▶ PROVIDED INFORMATION:
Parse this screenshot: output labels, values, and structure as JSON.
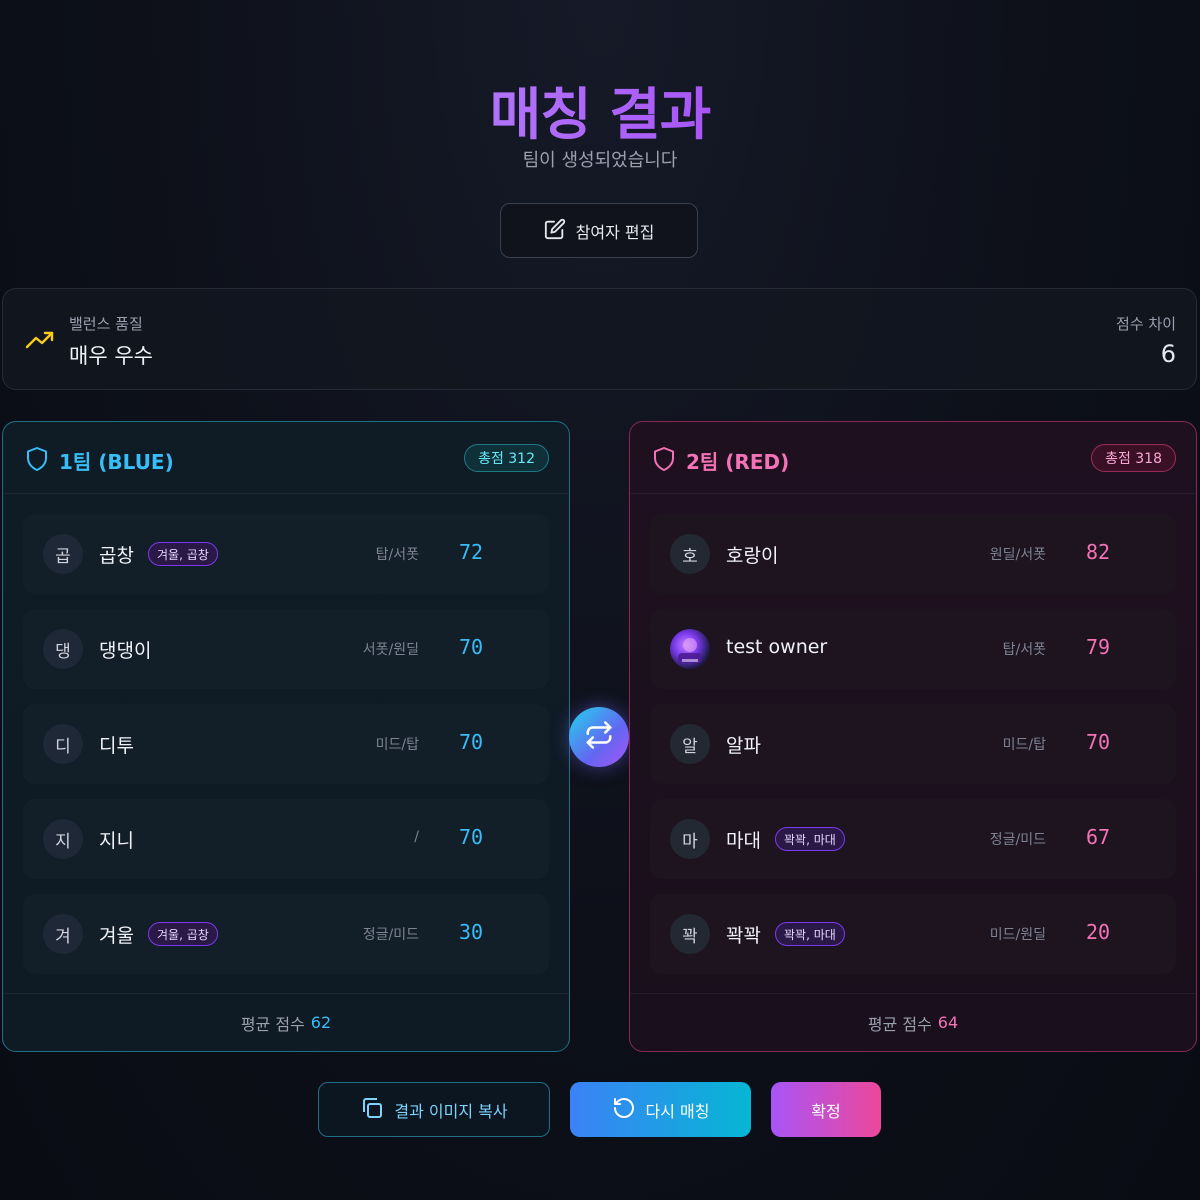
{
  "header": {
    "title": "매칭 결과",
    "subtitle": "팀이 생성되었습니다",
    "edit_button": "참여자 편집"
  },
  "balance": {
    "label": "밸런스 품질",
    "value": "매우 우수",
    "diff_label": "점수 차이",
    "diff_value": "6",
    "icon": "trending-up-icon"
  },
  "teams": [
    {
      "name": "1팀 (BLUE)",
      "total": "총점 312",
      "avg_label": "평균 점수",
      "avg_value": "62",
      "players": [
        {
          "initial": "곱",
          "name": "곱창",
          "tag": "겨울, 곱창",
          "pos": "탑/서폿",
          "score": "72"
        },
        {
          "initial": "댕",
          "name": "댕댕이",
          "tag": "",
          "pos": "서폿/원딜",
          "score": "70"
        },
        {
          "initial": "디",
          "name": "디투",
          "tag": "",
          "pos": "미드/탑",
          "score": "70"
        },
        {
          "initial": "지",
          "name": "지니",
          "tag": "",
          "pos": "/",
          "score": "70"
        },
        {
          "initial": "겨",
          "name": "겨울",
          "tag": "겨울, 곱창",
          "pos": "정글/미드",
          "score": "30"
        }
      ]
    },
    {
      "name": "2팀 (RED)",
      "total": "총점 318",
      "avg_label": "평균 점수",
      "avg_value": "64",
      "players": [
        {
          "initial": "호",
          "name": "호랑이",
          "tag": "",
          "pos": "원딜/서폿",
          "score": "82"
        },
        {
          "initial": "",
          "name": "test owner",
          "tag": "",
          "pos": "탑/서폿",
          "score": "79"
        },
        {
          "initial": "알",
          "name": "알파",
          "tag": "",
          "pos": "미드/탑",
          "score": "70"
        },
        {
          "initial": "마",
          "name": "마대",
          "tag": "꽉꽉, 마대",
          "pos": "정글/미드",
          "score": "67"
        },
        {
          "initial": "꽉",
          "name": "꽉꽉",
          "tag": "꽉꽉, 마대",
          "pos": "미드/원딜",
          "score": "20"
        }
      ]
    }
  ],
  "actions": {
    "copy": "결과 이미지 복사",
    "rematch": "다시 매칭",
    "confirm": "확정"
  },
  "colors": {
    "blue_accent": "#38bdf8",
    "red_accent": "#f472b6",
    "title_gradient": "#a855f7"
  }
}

▶ YOUR TASK: Copy the lines from the entries above in which the word "name" appears.

▶ COMPLETED TASK:
      "name": "1팀 (BLUE)",
          "name": "곱창",
          "name": "댕댕이",
          "name": "디투",
          "name": "지니",
          "name": "겨울",
      "name": "2팀 (RED)",
          "name": "호랑이",
          "name": "test owner",
          "name": "알파",
          "name": "마대",
          "name": "꽉꽉",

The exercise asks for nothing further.